▸ WRITTEN EXERCISE: Switch "legend-label" to "key-label" and write out again the lines from the one containing "y-tick-label: 2.2 [25, 573, 47, 591]" through the last line, both included, leaving everything else unchanged.

# START OF PROVIDED INFORMATION

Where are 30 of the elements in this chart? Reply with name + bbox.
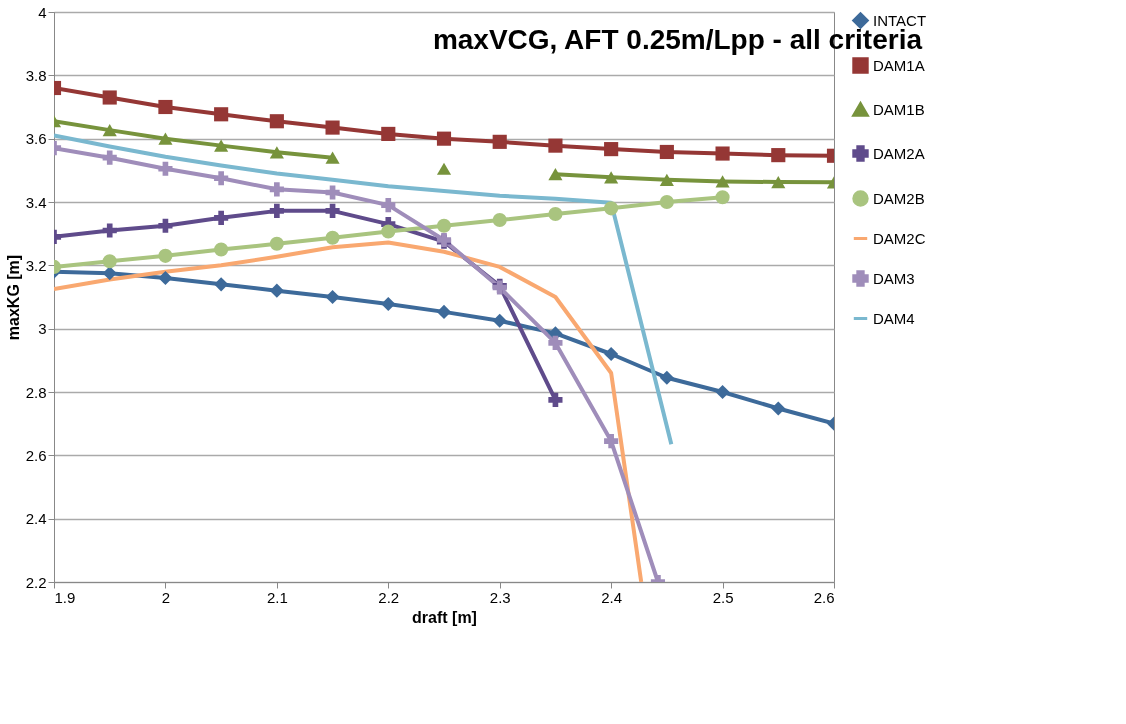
y-tick-label: 2.2 [25, 573, 47, 591]
x-tick-label: 2.6 [813, 588, 835, 606]
y-tick-label: 3.8 [25, 66, 47, 84]
x-tick-label: 2.2 [378, 588, 400, 606]
x-axis-title: draft [m] [412, 608, 477, 626]
legend-label: DAM3 [873, 269, 915, 287]
legend-label: DAM2A [873, 144, 925, 162]
line-series [54, 133, 674, 447]
legend-label: INTACT [873, 11, 927, 29]
y-tick-label: 3.2 [25, 256, 47, 274]
y-tick-label: 2.8 [25, 383, 47, 401]
legend-label: DAM1A [873, 56, 925, 74]
legend-label: DAM4 [873, 309, 915, 327]
legend-label: DAM2C [873, 229, 926, 247]
y-tick-label: 2.4 [25, 510, 47, 528]
y-tick-label: 4 [38, 3, 47, 21]
x-tick-label: 2.3 [489, 588, 511, 606]
y-axis-title: maxKG [m] [4, 254, 22, 341]
line-series [54, 240, 644, 582]
y-tick-label: 3.6 [25, 130, 47, 148]
legend-label: DAM2B [873, 189, 925, 207]
y-tick-label: 3.4 [25, 193, 47, 211]
legend-label: DAM1B [873, 100, 925, 118]
x-tick-label: 2.4 [601, 588, 623, 606]
y-tick-label: 2.6 [25, 446, 47, 464]
y-tick-label: 3 [38, 320, 47, 338]
x-tick-label: 2.1 [266, 588, 288, 606]
x-tick-label: 2.5 [712, 588, 734, 606]
x-tick-label: 1.9 [54, 588, 76, 606]
x-tick-label: 2 [161, 588, 171, 606]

# END OF PROVIDED INFORMATION

▸ SOLVED PROBLEM:
y-tick-label: 2.2 [25, 573, 47, 591]
x-tick-label: 2.6 [813, 588, 835, 606]
y-tick-label: 3.8 [25, 66, 47, 84]
x-tick-label: 2.2 [378, 588, 400, 606]
x-axis-title: draft [m] [412, 608, 477, 626]
key-label: DAM3 [873, 269, 915, 287]
key-label: DAM2A [873, 144, 925, 162]
line-series [54, 133, 674, 447]
key-label: INTACT [873, 11, 927, 29]
y-tick-label: 3.2 [25, 256, 47, 274]
y-tick-label: 2.8 [25, 383, 47, 401]
key-label: DAM1A [873, 56, 925, 74]
key-label: DAM4 [873, 309, 915, 327]
key-label: DAM2C [873, 229, 926, 247]
y-tick-label: 2.4 [25, 510, 47, 528]
y-tick-label: 4 [38, 3, 47, 21]
x-tick-label: 2.3 [489, 588, 511, 606]
y-axis-title: maxKG [m] [4, 254, 22, 341]
line-series [54, 240, 644, 582]
y-tick-label: 3.6 [25, 130, 47, 148]
key-label: DAM2B [873, 189, 925, 207]
y-tick-label: 3.4 [25, 193, 47, 211]
key-label: DAM1B [873, 100, 925, 118]
x-tick-label: 2.4 [601, 588, 623, 606]
y-tick-label: 2.6 [25, 446, 47, 464]
y-tick-label: 3 [38, 320, 47, 338]
x-tick-label: 2.1 [266, 588, 288, 606]
x-tick-label: 2.5 [712, 588, 734, 606]
x-tick-label: 1.9 [54, 588, 76, 606]
x-tick-label: 2 [161, 588, 171, 606]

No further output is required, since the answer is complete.